**TASKS TO PERFORM**:
#1 In the text on Dave Brubeck's religious journey, what did Brubeck study at the College of the Pacific?
#2 Write the next part of the text on Dave Brubeck's religious journey, picking up after its last sentence.

Brubeck’s Religious Journey

Brubeck’s Religious Journey

Dave Brubeck

The life of Dave Brubeck is an interesting story to study. He became well known as a jazz musician; however what his music expressed became more important to him than anything else. As he became more religious, his music was created to inspire Christianity upon others. Although he chose to follow Catholicism later in life, his experiences inspired his overall perspective on religion. Below is a brief look at his life and the Religious influences that may have shaped his life. To see a timeline of the events we believe helped influence his life click here.

Early life

Before Brubeck’s birth his Grandfather who was a Christian Minister moved to California to start a farming life for him and his family. Although his Grandfather was a minister Brubeck’s father Pete was brought up in a loosely religious family. Brubeck was born in 1920 in Concord California. Growing up on a farm Brubeck always admired the farm life and wanted to follow in his father’s footsteps. But, his mother who is a piano teacher saw something special and had him continue to practice. Later, his family moved to a larger acre farm in Northern California. When Brubeck was ready to take over the family farm his mother insisted he went to school. Listening to his mother Brubeck enrolled into the College of the Pacific in Stockton, CA studying veterinary science.  

Early Career

Stemming from a somewhat religious family background,  and with heavy encouragement from his mother, Dave Brubeck enrolled in the College of the Pacific in 1939.  The college was founded by Methodists and upheld Christian principles, which could have potentially influenced Brubeck. Even though students did not have to be religious to be accepted, they were expected to recognize the spirit and purpose of the school, which was to develop personality and character.  His experience in the Army influenced the religious aspects in his later works.  Brubeck reevaluated his life and religion after suffering a nearly fatal diving accident in 1951.

Mid Career

In the mid 1960’s, Brubeck was very influenced by Christianity. More specifically, he wanted to influence others through his music. He worked to revolutionize the style of “church” music; by creating a different style of music that spoke to the general public. Through his music he was able to promote his religion to non-religious people. During this time in his career, he constantly experienced hate through racial segregation and war. All of which, continued his musical influence to speak (sing) of love for everyone to hear.

Late Career

After being commissioned by Ed Murray to write To Hope! A celebration, Dave felt like he had changed. He said that he hopes he had changed for the better and that any amount of time spent studying the Old and New testaments would heavily influence and change a person. Dave revealed in an interview that he could be considered a Catholic because he didn’t oppose anything that Catholicism presented. With these statements it could be safe to say that Dave was heavily influenced by religion late in his life and it did not define him, but improved him. His attitude towards life and the life of others shows that he respected every person equally and that could have been derived from the religious influences throughout his life.

**ENTRIES SHOWN**:
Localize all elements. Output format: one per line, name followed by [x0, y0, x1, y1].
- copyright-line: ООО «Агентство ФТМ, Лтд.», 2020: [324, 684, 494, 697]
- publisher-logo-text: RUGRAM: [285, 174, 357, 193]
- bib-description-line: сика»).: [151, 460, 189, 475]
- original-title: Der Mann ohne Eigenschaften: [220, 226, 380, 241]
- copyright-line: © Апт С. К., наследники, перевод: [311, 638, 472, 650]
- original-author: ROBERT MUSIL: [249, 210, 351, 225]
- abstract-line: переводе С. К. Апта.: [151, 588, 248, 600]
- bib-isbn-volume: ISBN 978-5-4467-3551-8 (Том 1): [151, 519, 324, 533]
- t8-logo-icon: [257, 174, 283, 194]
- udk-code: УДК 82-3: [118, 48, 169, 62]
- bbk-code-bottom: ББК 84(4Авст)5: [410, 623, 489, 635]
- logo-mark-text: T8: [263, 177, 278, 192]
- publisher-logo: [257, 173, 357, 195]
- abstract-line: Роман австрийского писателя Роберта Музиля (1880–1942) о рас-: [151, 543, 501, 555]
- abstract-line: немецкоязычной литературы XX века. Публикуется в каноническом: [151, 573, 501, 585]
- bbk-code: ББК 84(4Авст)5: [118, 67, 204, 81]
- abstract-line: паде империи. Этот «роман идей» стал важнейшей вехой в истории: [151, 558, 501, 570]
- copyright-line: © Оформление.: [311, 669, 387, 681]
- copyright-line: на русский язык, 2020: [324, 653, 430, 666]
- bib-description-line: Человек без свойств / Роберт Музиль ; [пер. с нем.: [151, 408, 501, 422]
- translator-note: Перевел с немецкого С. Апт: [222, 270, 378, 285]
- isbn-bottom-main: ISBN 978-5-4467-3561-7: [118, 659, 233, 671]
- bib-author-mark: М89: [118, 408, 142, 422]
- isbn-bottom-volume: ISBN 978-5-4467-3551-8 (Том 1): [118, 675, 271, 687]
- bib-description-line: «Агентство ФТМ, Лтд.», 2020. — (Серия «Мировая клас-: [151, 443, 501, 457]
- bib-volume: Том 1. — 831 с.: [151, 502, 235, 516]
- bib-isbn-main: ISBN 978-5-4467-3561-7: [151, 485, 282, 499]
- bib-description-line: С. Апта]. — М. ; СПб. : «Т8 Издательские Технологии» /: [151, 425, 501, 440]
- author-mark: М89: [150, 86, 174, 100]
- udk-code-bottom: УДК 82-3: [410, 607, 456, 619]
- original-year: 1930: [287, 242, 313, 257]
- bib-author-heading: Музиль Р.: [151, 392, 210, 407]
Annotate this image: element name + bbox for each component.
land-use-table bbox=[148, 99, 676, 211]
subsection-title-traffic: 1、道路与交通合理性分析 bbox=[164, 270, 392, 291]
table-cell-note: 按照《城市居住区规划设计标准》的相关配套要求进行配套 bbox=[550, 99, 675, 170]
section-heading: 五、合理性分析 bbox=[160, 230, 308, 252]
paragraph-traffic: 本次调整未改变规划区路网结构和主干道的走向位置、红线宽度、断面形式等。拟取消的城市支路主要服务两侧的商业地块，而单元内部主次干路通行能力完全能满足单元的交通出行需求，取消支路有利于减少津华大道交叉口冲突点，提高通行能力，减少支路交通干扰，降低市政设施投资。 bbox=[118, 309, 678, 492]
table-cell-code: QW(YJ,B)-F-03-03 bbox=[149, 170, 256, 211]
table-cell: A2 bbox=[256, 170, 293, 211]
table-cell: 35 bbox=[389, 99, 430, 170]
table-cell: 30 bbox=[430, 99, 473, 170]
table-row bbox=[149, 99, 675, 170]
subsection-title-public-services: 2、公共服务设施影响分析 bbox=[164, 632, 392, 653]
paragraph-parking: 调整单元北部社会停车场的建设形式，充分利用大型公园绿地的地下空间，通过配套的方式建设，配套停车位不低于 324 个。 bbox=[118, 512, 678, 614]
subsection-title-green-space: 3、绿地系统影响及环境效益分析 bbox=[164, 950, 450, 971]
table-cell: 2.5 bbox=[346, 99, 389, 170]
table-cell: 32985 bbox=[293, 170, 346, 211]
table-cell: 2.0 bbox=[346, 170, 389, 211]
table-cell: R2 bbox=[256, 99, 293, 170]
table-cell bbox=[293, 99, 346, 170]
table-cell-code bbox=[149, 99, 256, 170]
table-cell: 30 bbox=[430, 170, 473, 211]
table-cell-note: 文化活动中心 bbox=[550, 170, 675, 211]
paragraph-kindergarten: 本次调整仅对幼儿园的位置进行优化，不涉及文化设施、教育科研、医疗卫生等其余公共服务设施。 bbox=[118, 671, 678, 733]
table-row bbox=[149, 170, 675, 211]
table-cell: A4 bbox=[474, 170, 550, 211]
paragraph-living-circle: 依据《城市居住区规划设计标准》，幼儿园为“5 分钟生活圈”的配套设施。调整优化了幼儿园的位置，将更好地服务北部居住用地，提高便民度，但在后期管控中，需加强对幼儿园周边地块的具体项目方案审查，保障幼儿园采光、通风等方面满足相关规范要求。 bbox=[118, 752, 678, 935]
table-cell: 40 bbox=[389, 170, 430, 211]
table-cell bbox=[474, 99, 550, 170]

**SOLVED PROBLEMS**:
#1 Veterinary science.

#2
Over Brubeck’s life span, his music style shifted towards religion. Every aspect in his life- having a Christian Grandfather, going to a Methodist influence University, experiencing immorality during the war, being surrounded by segregation, studying the Bible- led him to Christianity. As he shifted religiously, he became more prominent in the Christian community and through his music, he was able to missionize to everyone.

Special Thanks

We would like to thank the Holt-Atherton Special Collections team at the University of the Pacific for allowing us access to the Dave Brubeck collection, and for their help in guiding our research.  We would also like to thank Dr. Schroeder for the help in directing the project.  One last thanks to the class for their input and questions about the project.

Works Cited

“American National Biography Online: Brubeck, Dave.” n.d. Accessed November 9, 2017.

Bulletin of the College of the Pacific. 1940. Vol. 32. College of the Pacific.

“Dave Brubeck.” 2017. Wikipedia. November 21, 2017.

Dietsche, Bob. 1978. “Brubeck Opens Up About Old Times.” Fresh Weekly, March 7, 1978. Special Collections. University of the Pacific.

Elliot, A. Gerald. 1967. “Brubeck Tells Us Why He Writes About Religious Music.” Special Collections. University of the Pacific.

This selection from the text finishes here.